Begin Record list
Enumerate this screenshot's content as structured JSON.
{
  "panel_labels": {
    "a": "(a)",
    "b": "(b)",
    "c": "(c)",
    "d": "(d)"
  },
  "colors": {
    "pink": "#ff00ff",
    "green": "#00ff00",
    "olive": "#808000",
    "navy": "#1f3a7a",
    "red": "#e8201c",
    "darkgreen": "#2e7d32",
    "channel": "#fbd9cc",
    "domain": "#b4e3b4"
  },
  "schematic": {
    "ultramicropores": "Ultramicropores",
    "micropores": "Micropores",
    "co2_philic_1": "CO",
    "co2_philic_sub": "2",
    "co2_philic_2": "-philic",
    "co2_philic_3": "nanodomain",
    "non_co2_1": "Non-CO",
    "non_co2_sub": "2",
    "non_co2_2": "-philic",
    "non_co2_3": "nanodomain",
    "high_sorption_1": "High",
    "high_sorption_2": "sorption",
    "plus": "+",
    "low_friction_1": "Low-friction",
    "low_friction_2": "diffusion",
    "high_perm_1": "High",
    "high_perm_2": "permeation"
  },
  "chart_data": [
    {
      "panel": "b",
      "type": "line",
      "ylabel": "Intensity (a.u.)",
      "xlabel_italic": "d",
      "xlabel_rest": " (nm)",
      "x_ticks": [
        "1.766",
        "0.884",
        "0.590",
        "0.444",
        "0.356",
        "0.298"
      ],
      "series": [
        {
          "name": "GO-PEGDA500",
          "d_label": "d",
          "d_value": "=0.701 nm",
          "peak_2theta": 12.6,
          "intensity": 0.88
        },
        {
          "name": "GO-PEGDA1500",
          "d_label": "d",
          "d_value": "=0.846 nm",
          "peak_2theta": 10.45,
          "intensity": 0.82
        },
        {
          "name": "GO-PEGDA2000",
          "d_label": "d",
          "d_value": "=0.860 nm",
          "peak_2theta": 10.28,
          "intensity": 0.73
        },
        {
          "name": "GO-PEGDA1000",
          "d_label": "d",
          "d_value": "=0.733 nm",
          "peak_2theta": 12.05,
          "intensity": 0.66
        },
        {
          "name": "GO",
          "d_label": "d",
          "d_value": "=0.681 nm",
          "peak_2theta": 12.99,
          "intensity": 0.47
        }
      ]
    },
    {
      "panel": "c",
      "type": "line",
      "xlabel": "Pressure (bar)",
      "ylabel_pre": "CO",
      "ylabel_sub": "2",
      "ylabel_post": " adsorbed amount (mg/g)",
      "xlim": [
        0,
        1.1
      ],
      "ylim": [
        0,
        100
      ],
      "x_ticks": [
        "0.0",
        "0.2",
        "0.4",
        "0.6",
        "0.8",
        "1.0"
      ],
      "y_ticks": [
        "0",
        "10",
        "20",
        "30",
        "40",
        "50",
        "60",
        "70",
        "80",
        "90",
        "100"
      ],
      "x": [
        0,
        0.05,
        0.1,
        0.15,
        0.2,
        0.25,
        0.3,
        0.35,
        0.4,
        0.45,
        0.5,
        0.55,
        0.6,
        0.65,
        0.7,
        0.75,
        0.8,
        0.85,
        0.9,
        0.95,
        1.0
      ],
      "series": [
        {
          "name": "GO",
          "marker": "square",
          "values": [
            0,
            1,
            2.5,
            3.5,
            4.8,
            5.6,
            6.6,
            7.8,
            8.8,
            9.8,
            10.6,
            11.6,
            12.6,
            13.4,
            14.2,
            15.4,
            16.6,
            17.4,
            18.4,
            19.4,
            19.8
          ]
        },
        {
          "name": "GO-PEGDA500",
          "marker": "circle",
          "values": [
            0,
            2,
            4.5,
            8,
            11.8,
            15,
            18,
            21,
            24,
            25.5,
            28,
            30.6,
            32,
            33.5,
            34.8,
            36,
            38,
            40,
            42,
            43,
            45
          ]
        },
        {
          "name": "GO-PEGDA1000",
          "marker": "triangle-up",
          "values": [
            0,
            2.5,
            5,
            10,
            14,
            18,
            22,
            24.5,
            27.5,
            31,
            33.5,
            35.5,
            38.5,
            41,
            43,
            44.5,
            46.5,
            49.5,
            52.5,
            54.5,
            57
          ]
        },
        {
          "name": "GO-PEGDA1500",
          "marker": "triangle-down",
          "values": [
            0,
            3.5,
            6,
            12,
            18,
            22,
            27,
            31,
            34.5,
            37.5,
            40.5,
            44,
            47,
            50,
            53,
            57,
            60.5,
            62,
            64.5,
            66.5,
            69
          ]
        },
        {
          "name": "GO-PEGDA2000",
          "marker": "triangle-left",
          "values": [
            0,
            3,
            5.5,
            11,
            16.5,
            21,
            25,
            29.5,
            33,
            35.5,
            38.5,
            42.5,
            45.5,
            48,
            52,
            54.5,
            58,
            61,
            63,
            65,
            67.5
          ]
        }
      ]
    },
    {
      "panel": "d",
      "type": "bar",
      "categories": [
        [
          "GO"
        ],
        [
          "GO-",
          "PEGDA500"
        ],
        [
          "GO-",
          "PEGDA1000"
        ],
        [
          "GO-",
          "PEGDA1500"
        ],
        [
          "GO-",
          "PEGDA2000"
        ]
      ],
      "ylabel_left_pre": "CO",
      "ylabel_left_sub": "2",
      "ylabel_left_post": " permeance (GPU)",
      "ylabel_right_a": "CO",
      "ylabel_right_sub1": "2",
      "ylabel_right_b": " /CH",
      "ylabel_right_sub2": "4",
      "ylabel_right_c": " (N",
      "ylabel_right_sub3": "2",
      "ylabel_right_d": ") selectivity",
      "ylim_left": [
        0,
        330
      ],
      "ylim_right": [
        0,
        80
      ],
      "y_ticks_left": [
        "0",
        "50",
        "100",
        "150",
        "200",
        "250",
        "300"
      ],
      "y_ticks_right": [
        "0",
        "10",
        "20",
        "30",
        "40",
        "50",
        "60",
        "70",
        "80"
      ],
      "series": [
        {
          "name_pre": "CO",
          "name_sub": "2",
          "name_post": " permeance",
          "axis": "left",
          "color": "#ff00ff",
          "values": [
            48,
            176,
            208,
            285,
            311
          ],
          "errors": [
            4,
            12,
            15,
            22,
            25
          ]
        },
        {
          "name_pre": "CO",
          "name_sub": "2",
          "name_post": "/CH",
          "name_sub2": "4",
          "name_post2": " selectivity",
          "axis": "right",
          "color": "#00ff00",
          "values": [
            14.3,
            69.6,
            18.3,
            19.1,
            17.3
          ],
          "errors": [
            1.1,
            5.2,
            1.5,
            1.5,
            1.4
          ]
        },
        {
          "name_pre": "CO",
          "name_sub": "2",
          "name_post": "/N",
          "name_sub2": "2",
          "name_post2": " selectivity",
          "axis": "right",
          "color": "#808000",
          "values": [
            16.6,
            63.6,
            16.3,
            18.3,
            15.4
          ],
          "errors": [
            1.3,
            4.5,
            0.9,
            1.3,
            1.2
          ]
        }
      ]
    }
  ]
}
End Record list
Repeat the material above in full, keeping every word.

**Response for this exercise**
Enumerate this screenshot's content as structured JSON.
{
  "panel_labels": {
    "a": "(a)",
    "b": "(b)",
    "c": "(c)",
    "d": "(d)"
  },
  "colors": {
    "pink": "#ff00ff",
    "green": "#00ff00",
    "olive": "#808000",
    "navy": "#1f3a7a",
    "red": "#e8201c",
    "darkgreen": "#2e7d32",
    "channel": "#fbd9cc",
    "domain": "#b4e3b4"
  },
  "schematic": {
    "ultramicropores": "Ultramicropores",
    "micropores": "Micropores",
    "co2_philic_1": "CO",
    "co2_philic_sub": "2",
    "co2_philic_2": "-philic",
    "co2_philic_3": "nanodomain",
    "non_co2_1": "Non-CO",
    "non_co2_sub": "2",
    "non_co2_2": "-philic",
    "non_co2_3": "nanodomain",
    "high_sorption_1": "High",
    "high_sorption_2": "sorption",
    "plus": "+",
    "low_friction_1": "Low-friction",
    "low_friction_2": "diffusion",
    "high_perm_1": "High",
    "high_perm_2": "permeation"
  },
  "chart_data": [
    {
      "panel": "b",
      "type": "line",
      "ylabel": "Intensity (a.u.)",
      "xlabel_italic": "d",
      "xlabel_rest": " (nm)",
      "x_ticks": [
        "1.766",
        "0.884",
        "0.590",
        "0.444",
        "0.356",
        "0.298"
      ],
      "series": [
        {
          "name": "GO-PEGDA500",
          "d_label": "d",
          "d_value": "=0.701 nm",
          "peak_2theta": 12.6,
          "intensity": 0.88
        },
        {
          "name": "GO-PEGDA1500",
          "d_label": "d",
          "d_value": "=0.846 nm",
          "peak_2theta": 10.45,
          "intensity": 0.82
        },
        {
          "name": "GO-PEGDA2000",
          "d_label": "d",
          "d_value": "=0.860 nm",
          "peak_2theta": 10.28,
          "intensity": 0.73
        },
        {
          "name": "GO-PEGDA1000",
          "d_label": "d",
          "d_value": "=0.733 nm",
          "peak_2theta": 12.05,
          "intensity": 0.66
        },
        {
          "name": "GO",
          "d_label": "d",
          "d_value": "=0.681 nm",
          "peak_2theta": 12.99,
          "intensity": 0.47
        }
      ]
    },
    {
      "panel": "c",
      "type": "line",
      "xlabel": "Pressure (bar)",
      "ylabel_pre": "CO",
      "ylabel_sub": "2",
      "ylabel_post": " adsorbed amount (mg/g)",
      "xlim": [
        0,
        1.1
      ],
      "ylim": [
        0,
        100
      ],
      "x_ticks": [
        "0.0",
        "0.2",
        "0.4",
        "0.6",
        "0.8",
        "1.0"
      ],
      "y_ticks": [
        "0",
        "10",
        "20",
        "30",
        "40",
        "50",
        "60",
        "70",
        "80",
        "90",
        "100"
      ],
      "x": [
        0,
        0.05,
        0.1,
        0.15,
        0.2,
        0.25,
        0.3,
        0.35,
        0.4,
        0.45,
        0.5,
        0.55,
        0.6,
        0.65,
        0.7,
        0.75,
        0.8,
        0.85,
        0.9,
        0.95,
        1.0
      ],
      "series": [
        {
          "name": "GO",
          "marker": "square",
          "values": [
            0,
            1,
            2.5,
            3.5,
            4.8,
            5.6,
            6.6,
            7.8,
            8.8,
            9.8,
            10.6,
            11.6,
            12.6,
            13.4,
            14.2,
            15.4,
            16.6,
            17.4,
            18.4,
            19.4,
            19.8
          ]
        },
        {
          "name": "GO-PEGDA500",
          "marker": "circle",
          "values": [
            0,
            2,
            4.5,
            8,
            11.8,
            15,
            18,
            21,
            24,
            25.5,
            28,
            30.6,
            32,
            33.5,
            34.8,
            36,
            38,
            40,
            42,
            43,
            45
          ]
        },
        {
          "name": "GO-PEGDA1000",
          "marker": "triangle-up",
          "values": [
            0,
            2.5,
            5,
            10,
            14,
            18,
            22,
            24.5,
            27.5,
            31,
            33.5,
            35.5,
            38.5,
            41,
            43,
            44.5,
            46.5,
            49.5,
            52.5,
            54.5,
            57
          ]
        },
        {
          "name": "GO-PEGDA1500",
          "marker": "triangle-down",
          "values": [
            0,
            3.5,
            6,
            12,
            18,
            22,
            27,
            31,
            34.5,
            37.5,
            40.5,
            44,
            47,
            50,
            53,
            57,
            60.5,
            62,
            64.5,
            66.5,
            69
          ]
        },
        {
          "name": "GO-PEGDA2000",
          "marker": "triangle-left",
          "values": [
            0,
            3,
            5.5,
            11,
            16.5,
            21,
            25,
            29.5,
            33,
            35.5,
            38.5,
            42.5,
            45.5,
            48,
            52,
            54.5,
            58,
            61,
            63,
            65,
            67.5
          ]
        }
      ]
    },
    {
      "panel": "d",
      "type": "bar",
      "categories": [
        [
          "GO"
        ],
        [
          "GO-",
          "PEGDA500"
        ],
        [
          "GO-",
          "PEGDA1000"
        ],
        [
          "GO-",
          "PEGDA1500"
        ],
        [
          "GO-",
          "PEGDA2000"
        ]
      ],
      "ylabel_left_pre": "CO",
      "ylabel_left_sub": "2",
      "ylabel_left_post": " permeance (GPU)",
      "ylabel_right_a": "CO",
      "ylabel_right_sub1": "2",
      "ylabel_right_b": " /CH",
      "ylabel_right_sub2": "4",
      "ylabel_right_c": " (N",
      "ylabel_right_sub3": "2",
      "ylabel_right_d": ") selectivity",
      "ylim_left": [
        0,
        330
      ],
      "ylim_right": [
        0,
        80
      ],
      "y_ticks_left": [
        "0",
        "50",
        "100",
        "150",
        "200",
        "250",
        "300"
      ],
      "y_ticks_right": [
        "0",
        "10",
        "20",
        "30",
        "40",
        "50",
        "60",
        "70",
        "80"
      ],
      "series": [
        {
          "name_pre": "CO",
          "name_sub": "2",
          "name_post": " permeance",
          "axis": "left",
          "color": "#ff00ff",
          "values": [
            48,
            176,
            208,
            285,
            311
          ],
          "errors": [
            4,
            12,
            15,
            22,
            25
          ]
        },
        {
          "name_pre": "CO",
          "name_sub": "2",
          "name_post": "/CH",
          "name_sub2": "4",
          "name_post2": " selectivity",
          "axis": "right",
          "color": "#00ff00",
          "values": [
            14.3,
            69.6,
            18.3,
            19.1,
            17.3
          ],
          "errors": [
            1.1,
            5.2,
            1.5,
            1.5,
            1.4
          ]
        },
        {
          "name_pre": "CO",
          "name_sub": "2",
          "name_post": "/N",
          "name_sub2": "2",
          "name_post2": " selectivity",
          "axis": "right",
          "color": "#808000",
          "values": [
            16.6,
            63.6,
            16.3,
            18.3,
            15.4
          ],
          "errors": [
            1.3,
            4.5,
            0.9,
            1.3,
            1.2
          ]
        }
      ]
    }
  ]
}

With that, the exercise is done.